- Set exercise
Copy out every record below, word for word.

- Stored rows
· · ·

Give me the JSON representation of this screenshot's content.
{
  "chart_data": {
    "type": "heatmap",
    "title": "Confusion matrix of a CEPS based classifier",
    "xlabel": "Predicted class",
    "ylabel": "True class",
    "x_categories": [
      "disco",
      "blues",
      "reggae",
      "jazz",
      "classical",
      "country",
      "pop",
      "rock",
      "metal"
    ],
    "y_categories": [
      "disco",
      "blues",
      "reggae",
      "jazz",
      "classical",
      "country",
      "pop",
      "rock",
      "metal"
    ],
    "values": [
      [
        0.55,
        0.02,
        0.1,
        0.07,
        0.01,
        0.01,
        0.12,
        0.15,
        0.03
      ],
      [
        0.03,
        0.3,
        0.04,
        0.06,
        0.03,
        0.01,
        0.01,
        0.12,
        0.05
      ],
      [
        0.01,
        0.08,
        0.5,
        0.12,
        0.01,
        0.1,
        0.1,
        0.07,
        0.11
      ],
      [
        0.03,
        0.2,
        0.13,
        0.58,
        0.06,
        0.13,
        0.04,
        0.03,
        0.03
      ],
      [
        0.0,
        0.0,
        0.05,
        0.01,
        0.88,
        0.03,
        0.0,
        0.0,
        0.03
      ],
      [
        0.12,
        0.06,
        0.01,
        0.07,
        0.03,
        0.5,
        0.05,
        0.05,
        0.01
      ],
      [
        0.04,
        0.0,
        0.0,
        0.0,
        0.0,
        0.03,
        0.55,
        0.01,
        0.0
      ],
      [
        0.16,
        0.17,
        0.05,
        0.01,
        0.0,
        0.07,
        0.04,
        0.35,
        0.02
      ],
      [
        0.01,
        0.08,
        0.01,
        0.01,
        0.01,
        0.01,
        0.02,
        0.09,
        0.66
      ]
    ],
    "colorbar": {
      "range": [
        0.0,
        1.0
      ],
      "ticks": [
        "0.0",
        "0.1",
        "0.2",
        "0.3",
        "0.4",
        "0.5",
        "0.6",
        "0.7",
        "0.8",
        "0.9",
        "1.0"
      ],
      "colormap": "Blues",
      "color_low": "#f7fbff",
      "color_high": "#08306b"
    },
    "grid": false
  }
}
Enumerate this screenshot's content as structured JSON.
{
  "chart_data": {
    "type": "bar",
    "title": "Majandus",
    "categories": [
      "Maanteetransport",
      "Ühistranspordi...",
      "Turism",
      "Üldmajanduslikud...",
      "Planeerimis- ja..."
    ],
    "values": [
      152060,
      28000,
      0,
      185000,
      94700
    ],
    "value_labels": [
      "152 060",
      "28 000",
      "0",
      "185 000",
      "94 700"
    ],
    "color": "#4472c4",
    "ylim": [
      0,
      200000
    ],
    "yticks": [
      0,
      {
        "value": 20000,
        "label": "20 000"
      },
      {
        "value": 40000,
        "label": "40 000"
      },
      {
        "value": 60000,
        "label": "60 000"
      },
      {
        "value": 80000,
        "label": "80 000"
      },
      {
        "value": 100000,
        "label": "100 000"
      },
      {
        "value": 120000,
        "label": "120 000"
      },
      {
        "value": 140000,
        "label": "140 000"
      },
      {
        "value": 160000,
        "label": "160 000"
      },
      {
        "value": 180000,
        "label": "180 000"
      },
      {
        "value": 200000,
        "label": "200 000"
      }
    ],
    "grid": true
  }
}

· · ·

- Expected answer
Give me the JSON representation of this screenshot's content.
{
  "chart_data": {
    "type": "heatmap",
    "title": "Confusion matrix of a CEPS based classifier",
    "xlabel": "Predicted class",
    "ylabel": "True class",
    "x_categories": [
      "disco",
      "blues",
      "reggae",
      "jazz",
      "classical",
      "country",
      "pop",
      "rock",
      "metal"
    ],
    "y_categories": [
      "disco",
      "blues",
      "reggae",
      "jazz",
      "classical",
      "country",
      "pop",
      "rock",
      "metal"
    ],
    "values": [
      [
        0.55,
        0.02,
        0.1,
        0.07,
        0.01,
        0.01,
        0.12,
        0.15,
        0.03
      ],
      [
        0.03,
        0.3,
        0.04,
        0.06,
        0.03,
        0.01,
        0.01,
        0.12,
        0.05
      ],
      [
        0.01,
        0.08,
        0.5,
        0.12,
        0.01,
        0.1,
        0.1,
        0.07,
        0.11
      ],
      [
        0.03,
        0.2,
        0.13,
        0.58,
        0.06,
        0.13,
        0.04,
        0.03,
        0.03
      ],
      [
        0.0,
        0.0,
        0.05,
        0.01,
        0.88,
        0.03,
        0.0,
        0.0,
        0.03
      ],
      [
        0.12,
        0.06,
        0.01,
        0.07,
        0.03,
        0.5,
        0.05,
        0.05,
        0.01
      ],
      [
        0.04,
        0.0,
        0.0,
        0.0,
        0.0,
        0.03,
        0.55,
        0.01,
        0.0
      ],
      [
        0.16,
        0.17,
        0.05,
        0.01,
        0.0,
        0.07,
        0.04,
        0.35,
        0.02
      ],
      [
        0.01,
        0.08,
        0.01,
        0.01,
        0.01,
        0.01,
        0.02,
        0.09,
        0.66
      ]
    ],
    "colorbar": {
      "range": [
        0.0,
        1.0
      ],
      "ticks": [
        "0.0",
        "0.1",
        "0.2",
        "0.3",
        "0.4",
        "0.5",
        "0.6",
        "0.7",
        "0.8",
        "0.9",
        "1.0"
      ],
      "colormap": "Blues",
      "color_low": "#f7fbff",
      "color_high": "#08306b"
    },
    "grid": false
  }
}
Enumerate this screenshot's content as structured JSON.
{
  "chart_data": {
    "type": "bar",
    "title": "Majandus",
    "categories": [
      "Maanteetransport",
      "Ühistranspordi...",
      "Turism",
      "Üldmajanduslikud...",
      "Planeerimis- ja..."
    ],
    "values": [
      152060,
      28000,
      0,
      185000,
      94700
    ],
    "value_labels": [
      "152 060",
      "28 000",
      "0",
      "185 000",
      "94 700"
    ],
    "color": "#4472c4",
    "ylim": [
      0,
      200000
    ],
    "yticks": [
      0,
      {
        "value": 20000,
        "label": "20 000"
      },
      {
        "value": 40000,
        "label": "40 000"
      },
      {
        "value": 60000,
        "label": "60 000"
      },
      {
        "value": 80000,
        "label": "80 000"
      },
      {
        "value": 100000,
        "label": "100 000"
      },
      {
        "value": 120000,
        "label": "120 000"
      },
      {
        "value": 140000,
        "label": "140 000"
      },
      {
        "value": 160000,
        "label": "160 000"
      },
      {
        "value": 180000,
        "label": "180 000"
      },
      {
        "value": 200000,
        "label": "200 000"
      }
    ],
    "grid": true
  }
}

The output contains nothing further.